(Records from a data collection)
+++++

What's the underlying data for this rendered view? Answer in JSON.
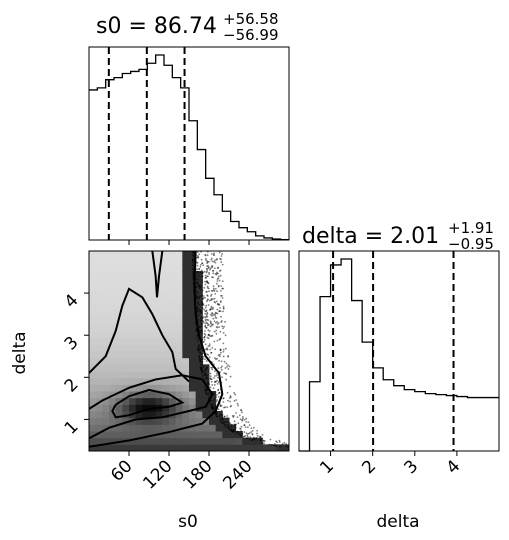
{
  "chart_data": [
    {
      "type": "histogram",
      "panel": "s0-marginal",
      "title_param": "s0",
      "title_value": "86.74",
      "title_plus": "+56.58",
      "title_minus": "−56.99",
      "xlim": [
        0,
        300
      ],
      "xticks": [
        60,
        120,
        180,
        240
      ],
      "quantiles": [
        29.75,
        86.74,
        143.32
      ],
      "bins": [
        0,
        12.5,
        25,
        37.5,
        50,
        62.5,
        75,
        87.5,
        100,
        112.5,
        125,
        137.5,
        150,
        162.5,
        175,
        187.5,
        200,
        212.5,
        225,
        237.5,
        250,
        262.5,
        275,
        287.5,
        300
      ],
      "counts": [
        0.73,
        0.74,
        0.78,
        0.79,
        0.81,
        0.82,
        0.83,
        0.86,
        0.9,
        0.85,
        0.79,
        0.74,
        0.58,
        0.44,
        0.3,
        0.22,
        0.14,
        0.09,
        0.06,
        0.04,
        0.02,
        0.01,
        0.005,
        0.002
      ]
    },
    {
      "type": "histogram",
      "panel": "delta-marginal",
      "title_param": "delta",
      "title_value": "2.01",
      "title_plus": "+1.91",
      "title_minus": "−0.95",
      "xlim": [
        0.25,
        5
      ],
      "xticks": [
        1,
        2,
        3,
        4
      ],
      "xlabel": "delta",
      "quantiles": [
        1.06,
        2.01,
        3.92
      ],
      "bins": [
        0.25,
        0.5,
        0.75,
        1.0,
        1.25,
        1.5,
        1.75,
        2.0,
        2.25,
        2.5,
        2.75,
        3.0,
        3.25,
        3.5,
        3.75,
        4.0,
        4.25,
        4.5,
        4.75,
        5.0
      ],
      "counts": [
        0.0,
        0.35,
        0.78,
        0.94,
        0.97,
        0.76,
        0.55,
        0.42,
        0.36,
        0.33,
        0.31,
        0.3,
        0.29,
        0.285,
        0.28,
        0.275,
        0.27,
        0.27,
        0.27
      ]
    },
    {
      "type": "heatmap",
      "panel": "joint-s0-delta",
      "xlabel": "s0",
      "ylabel": "delta",
      "xlim": [
        0,
        300
      ],
      "ylim": [
        0.25,
        5
      ],
      "xticks": [
        60,
        120,
        180,
        240
      ],
      "yticks": [
        1,
        2,
        3,
        4
      ],
      "note": "2D posterior density with scattered samples and contour levels; darker = higher density"
    }
  ]
}
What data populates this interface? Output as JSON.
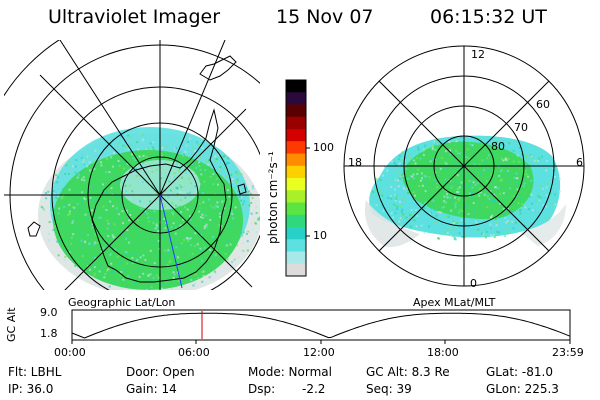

+++++

# Requirement
Within the listing above, find every line containing the string "this" and return it.

# Correct result
What's the underlying data for this rendered view? Answer in JSON.
What data populates this interface? Output as JSON.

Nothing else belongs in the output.